__ENTRIES SUPPLIED__:
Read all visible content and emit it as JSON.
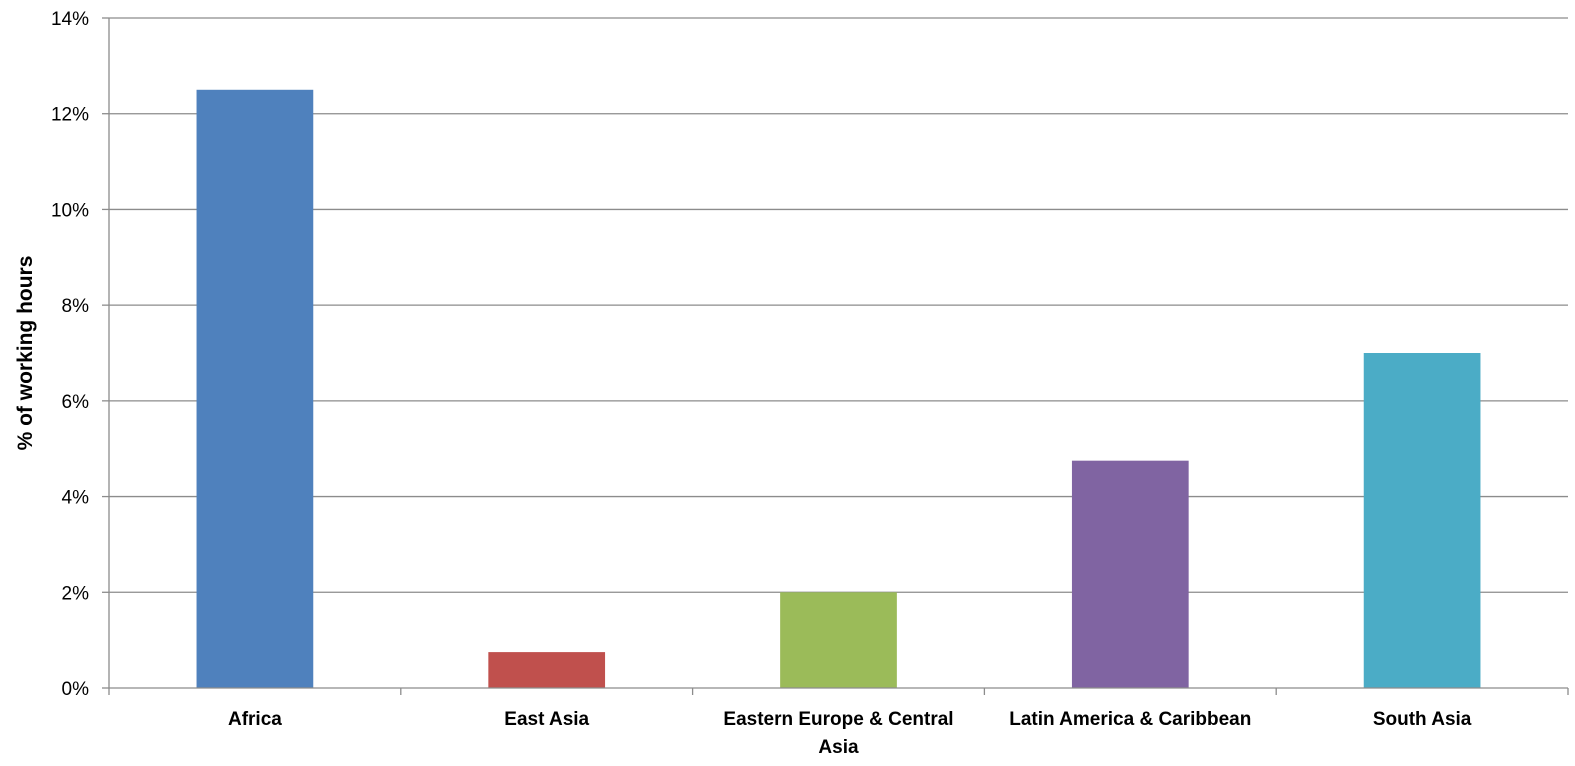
{
  "chart_data": {
    "type": "bar",
    "categories": [
      [
        "Africa"
      ],
      [
        "East Asia"
      ],
      [
        "Eastern Europe & Central",
        "Asia"
      ],
      [
        "Latin America & Caribbean"
      ],
      [
        "South Asia"
      ]
    ],
    "values": [
      12.5,
      0.75,
      2.0,
      4.75,
      7.0
    ],
    "colors": [
      "#4f81bd",
      "#c0504d",
      "#9bbb59",
      "#8064a2",
      "#4bacc6"
    ],
    "ylabel": "% of working hours",
    "ylim": [
      0,
      14
    ],
    "yticks": [
      "0%",
      "2%",
      "4%",
      "6%",
      "8%",
      "10%",
      "12%",
      "14%"
    ],
    "grid": true,
    "legend": "none"
  }
}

__TASK STATEMENT__:
In this exercise, set down all of the data exactly, without the pictures.

__EXERCISE RESPONSE__:
Read all visible content and emit it as JSON.
{
  "chart_data": {
    "type": "bar",
    "categories": [
      [
        "Africa"
      ],
      [
        "East Asia"
      ],
      [
        "Eastern Europe & Central",
        "Asia"
      ],
      [
        "Latin America & Caribbean"
      ],
      [
        "South Asia"
      ]
    ],
    "values": [
      12.5,
      0.75,
      2.0,
      4.75,
      7.0
    ],
    "colors": [
      "#4f81bd",
      "#c0504d",
      "#9bbb59",
      "#8064a2",
      "#4bacc6"
    ],
    "ylabel": "% of working hours",
    "ylim": [
      0,
      14
    ],
    "yticks": [
      "0%",
      "2%",
      "4%",
      "6%",
      "8%",
      "10%",
      "12%",
      "14%"
    ],
    "grid": true,
    "legend": "none"
  }
}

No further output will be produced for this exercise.